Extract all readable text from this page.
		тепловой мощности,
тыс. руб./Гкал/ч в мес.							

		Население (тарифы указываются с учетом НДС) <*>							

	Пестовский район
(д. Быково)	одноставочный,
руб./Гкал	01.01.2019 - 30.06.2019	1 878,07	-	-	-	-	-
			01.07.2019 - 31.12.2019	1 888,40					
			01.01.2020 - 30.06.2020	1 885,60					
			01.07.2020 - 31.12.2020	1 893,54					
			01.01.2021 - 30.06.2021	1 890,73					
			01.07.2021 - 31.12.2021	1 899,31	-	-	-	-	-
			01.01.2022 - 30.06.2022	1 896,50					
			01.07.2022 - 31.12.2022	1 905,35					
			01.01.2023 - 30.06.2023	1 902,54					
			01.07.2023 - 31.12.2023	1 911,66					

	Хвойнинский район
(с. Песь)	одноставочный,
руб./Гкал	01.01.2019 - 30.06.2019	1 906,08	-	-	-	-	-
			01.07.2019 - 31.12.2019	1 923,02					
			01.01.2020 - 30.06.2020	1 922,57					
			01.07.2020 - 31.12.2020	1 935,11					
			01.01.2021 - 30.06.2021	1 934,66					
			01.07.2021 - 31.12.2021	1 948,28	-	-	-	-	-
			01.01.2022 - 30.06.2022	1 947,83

-*-

## Given exercise
Copy out the full listing exactly.

## Exercise solution
Extract all readable text from this page.
		тепловой мощности,
тыс. руб./Гкал/ч в мес.							

		Население (тарифы указываются с учетом НДС) <*>							

	Пестовский район
(д. Быково)	одноставочный,
руб./Гкал	01.01.2019 - 30.06.2019	1 878,07	-	-	-	-	-
			01.07.2019 - 31.12.2019	1 888,40					
			01.01.2020 - 30.06.2020	1 885,60					
			01.07.2020 - 31.12.2020	1 893,54					
			01.01.2021 - 30.06.2021	1 890,73					
			01.07.2021 - 31.12.2021	1 899,31	-	-	-	-	-
			01.01.2022 - 30.06.2022	1 896,50					
			01.07.2022 - 31.12.2022	1 905,35					
			01.01.2023 - 30.06.2023	1 902,54					
			01.07.2023 - 31.12.2023	1 911,66					

	Хвойнинский район
(с. Песь)	одноставочный,
руб./Гкал	01.01.2019 - 30.06.2019	1 906,08	-	-	-	-	-
			01.07.2019 - 31.12.2019	1 923,02					
			01.01.2020 - 30.06.2020	1 922,57					
			01.07.2020 - 31.12.2020	1 935,11					
			01.01.2021 - 30.06.2021	1 934,66					
			01.07.2021 - 31.12.2021	1 948,28	-	-	-	-	-
			01.01.2022 - 30.06.2022	1 947,83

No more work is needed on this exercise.